_TASK STATEMENT:_ Determine how many lines include the string "source". Output that number only.

[Data entries for graphics]
==========
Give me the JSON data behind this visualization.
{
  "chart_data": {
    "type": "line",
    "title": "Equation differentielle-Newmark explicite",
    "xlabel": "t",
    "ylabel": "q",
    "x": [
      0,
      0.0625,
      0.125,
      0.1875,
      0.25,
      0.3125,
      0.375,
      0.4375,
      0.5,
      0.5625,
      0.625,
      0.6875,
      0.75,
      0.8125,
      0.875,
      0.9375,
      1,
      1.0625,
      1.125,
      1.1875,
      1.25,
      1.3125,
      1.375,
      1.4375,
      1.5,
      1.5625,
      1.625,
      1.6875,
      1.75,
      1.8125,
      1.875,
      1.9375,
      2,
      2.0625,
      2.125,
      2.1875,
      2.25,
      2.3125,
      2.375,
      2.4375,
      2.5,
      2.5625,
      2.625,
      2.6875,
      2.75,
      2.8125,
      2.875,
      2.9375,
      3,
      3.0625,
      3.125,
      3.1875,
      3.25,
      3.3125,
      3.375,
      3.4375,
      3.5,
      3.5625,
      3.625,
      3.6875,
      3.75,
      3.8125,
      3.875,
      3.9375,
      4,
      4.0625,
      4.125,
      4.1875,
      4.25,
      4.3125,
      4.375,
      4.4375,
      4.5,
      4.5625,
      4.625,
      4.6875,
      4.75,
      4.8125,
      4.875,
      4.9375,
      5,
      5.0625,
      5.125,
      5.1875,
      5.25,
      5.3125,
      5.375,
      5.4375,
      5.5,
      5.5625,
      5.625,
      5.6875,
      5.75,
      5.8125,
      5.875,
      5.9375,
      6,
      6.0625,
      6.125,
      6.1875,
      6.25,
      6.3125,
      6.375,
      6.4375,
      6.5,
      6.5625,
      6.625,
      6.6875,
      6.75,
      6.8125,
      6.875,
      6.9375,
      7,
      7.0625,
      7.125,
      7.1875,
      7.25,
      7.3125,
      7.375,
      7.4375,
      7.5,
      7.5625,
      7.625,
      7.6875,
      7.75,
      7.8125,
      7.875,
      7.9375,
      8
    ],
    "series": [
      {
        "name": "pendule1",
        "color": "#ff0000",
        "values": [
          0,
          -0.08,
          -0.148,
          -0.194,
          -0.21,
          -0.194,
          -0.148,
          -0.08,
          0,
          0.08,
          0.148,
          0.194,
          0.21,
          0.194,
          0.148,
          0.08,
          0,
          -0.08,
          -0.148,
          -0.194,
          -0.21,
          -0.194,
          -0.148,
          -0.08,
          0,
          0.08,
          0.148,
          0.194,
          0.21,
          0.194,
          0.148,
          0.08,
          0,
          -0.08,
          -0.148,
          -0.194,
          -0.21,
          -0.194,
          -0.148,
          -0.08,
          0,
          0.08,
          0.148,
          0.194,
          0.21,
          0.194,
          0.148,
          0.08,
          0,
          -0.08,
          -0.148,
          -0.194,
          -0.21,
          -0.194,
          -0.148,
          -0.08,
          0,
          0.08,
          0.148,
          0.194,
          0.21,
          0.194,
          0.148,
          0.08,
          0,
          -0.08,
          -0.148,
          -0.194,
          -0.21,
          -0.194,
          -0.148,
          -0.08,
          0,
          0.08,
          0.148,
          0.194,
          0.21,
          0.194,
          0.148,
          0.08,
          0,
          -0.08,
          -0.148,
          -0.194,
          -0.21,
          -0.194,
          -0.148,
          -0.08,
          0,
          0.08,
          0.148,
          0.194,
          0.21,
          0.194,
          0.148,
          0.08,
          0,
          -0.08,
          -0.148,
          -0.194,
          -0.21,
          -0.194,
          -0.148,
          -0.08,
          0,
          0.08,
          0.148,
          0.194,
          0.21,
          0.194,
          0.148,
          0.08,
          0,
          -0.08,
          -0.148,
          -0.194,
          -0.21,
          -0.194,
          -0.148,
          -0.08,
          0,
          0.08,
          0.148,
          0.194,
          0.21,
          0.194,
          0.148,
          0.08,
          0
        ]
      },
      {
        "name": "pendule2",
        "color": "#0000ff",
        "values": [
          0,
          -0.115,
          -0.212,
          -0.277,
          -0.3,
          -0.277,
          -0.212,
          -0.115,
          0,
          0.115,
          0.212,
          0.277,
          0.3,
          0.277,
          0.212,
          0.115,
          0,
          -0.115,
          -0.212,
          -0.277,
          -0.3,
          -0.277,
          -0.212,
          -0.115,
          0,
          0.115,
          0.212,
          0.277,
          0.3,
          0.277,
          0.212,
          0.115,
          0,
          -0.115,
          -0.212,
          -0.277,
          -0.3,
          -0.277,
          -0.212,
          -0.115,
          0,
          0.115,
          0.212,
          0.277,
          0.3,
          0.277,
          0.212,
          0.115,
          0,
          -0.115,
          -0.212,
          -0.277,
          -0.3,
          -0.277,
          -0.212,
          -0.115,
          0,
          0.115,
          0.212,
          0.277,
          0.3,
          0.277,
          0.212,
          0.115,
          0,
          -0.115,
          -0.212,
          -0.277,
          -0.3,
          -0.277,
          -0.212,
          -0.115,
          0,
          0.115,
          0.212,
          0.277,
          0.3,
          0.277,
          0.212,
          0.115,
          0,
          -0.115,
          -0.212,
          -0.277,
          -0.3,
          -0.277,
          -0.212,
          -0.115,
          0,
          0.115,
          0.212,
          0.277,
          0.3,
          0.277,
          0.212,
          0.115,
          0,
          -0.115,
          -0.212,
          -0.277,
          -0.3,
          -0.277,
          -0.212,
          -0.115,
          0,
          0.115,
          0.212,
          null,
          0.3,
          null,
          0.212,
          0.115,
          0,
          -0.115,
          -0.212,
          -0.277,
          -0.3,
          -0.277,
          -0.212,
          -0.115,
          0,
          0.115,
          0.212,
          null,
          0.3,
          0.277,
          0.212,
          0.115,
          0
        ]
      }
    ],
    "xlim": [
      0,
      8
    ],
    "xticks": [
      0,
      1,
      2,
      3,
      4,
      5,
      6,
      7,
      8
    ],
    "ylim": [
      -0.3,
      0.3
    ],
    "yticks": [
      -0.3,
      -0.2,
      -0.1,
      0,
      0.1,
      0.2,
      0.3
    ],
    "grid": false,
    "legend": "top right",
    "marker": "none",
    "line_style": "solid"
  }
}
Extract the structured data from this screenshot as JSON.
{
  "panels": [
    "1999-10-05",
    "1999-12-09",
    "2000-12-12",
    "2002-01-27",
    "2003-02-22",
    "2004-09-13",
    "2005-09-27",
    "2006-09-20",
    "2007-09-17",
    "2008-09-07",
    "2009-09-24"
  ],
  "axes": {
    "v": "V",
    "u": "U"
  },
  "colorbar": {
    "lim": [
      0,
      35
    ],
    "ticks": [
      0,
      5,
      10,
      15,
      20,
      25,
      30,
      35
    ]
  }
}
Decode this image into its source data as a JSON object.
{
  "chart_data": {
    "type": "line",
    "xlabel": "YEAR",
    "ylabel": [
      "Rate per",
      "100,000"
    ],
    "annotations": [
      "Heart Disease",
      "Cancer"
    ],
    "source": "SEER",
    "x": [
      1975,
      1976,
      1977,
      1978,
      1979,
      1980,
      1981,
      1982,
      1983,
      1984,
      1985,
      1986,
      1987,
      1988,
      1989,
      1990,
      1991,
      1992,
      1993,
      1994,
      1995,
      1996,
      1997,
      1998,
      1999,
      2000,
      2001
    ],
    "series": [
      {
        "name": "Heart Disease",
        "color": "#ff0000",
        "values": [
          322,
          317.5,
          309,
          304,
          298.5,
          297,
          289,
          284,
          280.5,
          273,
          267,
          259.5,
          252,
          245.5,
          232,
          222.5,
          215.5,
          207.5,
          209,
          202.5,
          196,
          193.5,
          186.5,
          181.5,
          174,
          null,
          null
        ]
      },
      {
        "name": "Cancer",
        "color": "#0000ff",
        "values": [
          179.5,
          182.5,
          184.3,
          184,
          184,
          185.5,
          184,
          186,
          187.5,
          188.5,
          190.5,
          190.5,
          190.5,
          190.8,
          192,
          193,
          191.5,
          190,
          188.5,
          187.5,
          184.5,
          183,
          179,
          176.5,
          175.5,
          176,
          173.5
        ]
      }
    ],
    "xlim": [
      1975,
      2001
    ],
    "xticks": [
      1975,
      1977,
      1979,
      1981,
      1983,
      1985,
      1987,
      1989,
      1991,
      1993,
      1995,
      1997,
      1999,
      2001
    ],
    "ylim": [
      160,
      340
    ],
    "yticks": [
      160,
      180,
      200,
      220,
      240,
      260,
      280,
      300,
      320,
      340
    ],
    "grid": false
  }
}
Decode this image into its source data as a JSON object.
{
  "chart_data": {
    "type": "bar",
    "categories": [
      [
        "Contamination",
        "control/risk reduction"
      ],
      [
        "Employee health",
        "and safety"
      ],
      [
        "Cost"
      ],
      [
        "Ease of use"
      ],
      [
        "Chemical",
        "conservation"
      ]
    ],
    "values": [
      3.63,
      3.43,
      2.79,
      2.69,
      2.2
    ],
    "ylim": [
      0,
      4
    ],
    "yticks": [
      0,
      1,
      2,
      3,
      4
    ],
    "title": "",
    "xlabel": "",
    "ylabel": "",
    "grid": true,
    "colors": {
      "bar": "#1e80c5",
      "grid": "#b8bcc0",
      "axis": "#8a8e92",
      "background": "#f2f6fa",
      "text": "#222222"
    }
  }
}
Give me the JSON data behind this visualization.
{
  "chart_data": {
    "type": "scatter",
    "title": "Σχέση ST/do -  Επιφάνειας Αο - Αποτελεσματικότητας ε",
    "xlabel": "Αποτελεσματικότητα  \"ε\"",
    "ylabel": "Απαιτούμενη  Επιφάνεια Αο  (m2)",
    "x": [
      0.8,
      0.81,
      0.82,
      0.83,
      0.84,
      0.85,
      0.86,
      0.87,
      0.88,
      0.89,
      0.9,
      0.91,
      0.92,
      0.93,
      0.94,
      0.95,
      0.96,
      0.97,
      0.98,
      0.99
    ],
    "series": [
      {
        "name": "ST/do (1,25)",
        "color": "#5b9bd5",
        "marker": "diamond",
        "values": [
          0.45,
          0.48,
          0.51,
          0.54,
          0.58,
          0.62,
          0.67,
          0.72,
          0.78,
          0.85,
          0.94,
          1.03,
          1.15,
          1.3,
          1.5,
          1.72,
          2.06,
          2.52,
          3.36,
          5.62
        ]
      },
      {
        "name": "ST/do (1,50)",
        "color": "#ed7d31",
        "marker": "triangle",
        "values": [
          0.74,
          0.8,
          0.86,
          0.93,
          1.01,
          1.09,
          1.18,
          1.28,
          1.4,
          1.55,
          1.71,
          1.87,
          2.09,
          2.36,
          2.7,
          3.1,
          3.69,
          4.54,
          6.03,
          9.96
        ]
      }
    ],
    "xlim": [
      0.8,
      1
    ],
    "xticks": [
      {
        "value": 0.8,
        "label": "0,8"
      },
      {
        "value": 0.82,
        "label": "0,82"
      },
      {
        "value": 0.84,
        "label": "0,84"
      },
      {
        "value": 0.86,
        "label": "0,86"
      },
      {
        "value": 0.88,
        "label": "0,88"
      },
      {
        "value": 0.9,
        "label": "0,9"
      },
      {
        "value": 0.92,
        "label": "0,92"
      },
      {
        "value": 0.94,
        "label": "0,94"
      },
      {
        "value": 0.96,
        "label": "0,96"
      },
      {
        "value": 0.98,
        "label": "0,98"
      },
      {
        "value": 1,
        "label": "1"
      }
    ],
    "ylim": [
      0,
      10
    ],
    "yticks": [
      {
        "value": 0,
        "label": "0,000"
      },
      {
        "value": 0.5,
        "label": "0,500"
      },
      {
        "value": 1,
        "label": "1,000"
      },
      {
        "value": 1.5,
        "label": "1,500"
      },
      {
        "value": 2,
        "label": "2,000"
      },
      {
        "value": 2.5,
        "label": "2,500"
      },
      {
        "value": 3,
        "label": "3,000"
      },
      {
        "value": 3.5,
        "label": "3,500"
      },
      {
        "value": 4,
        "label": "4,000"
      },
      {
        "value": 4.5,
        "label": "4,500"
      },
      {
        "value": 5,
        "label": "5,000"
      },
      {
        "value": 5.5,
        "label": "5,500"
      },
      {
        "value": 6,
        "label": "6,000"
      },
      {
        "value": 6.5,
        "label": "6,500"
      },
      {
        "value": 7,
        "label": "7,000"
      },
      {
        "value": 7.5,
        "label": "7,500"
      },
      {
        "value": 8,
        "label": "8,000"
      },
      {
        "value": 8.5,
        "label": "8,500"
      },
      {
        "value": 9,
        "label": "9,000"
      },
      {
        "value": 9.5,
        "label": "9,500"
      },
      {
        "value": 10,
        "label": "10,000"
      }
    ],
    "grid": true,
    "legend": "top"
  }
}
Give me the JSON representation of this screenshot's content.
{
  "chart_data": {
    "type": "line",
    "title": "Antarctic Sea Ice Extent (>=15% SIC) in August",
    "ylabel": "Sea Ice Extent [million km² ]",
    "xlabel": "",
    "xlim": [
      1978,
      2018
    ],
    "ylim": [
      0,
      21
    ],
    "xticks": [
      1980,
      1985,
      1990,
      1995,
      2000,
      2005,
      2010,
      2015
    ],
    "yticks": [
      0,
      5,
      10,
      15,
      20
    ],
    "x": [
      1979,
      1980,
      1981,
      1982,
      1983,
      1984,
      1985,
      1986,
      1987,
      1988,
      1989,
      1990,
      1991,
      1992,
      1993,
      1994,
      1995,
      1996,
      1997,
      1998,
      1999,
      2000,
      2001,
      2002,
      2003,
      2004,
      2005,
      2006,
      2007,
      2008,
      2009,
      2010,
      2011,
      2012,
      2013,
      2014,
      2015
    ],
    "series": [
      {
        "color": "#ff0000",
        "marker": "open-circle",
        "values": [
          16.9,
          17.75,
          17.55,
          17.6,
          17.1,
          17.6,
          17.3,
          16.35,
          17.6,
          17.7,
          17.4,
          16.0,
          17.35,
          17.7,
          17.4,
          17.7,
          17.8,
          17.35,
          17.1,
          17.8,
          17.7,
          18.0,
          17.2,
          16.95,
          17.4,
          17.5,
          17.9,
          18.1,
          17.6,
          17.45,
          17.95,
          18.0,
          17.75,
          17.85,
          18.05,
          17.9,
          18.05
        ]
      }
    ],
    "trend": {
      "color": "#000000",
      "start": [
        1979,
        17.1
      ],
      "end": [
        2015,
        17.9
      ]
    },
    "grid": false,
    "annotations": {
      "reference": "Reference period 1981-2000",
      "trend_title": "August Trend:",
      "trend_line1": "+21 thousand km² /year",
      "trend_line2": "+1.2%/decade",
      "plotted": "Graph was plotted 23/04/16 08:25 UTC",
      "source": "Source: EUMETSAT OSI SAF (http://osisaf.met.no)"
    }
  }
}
==========
_COMPLETE RESPONSE:_ 4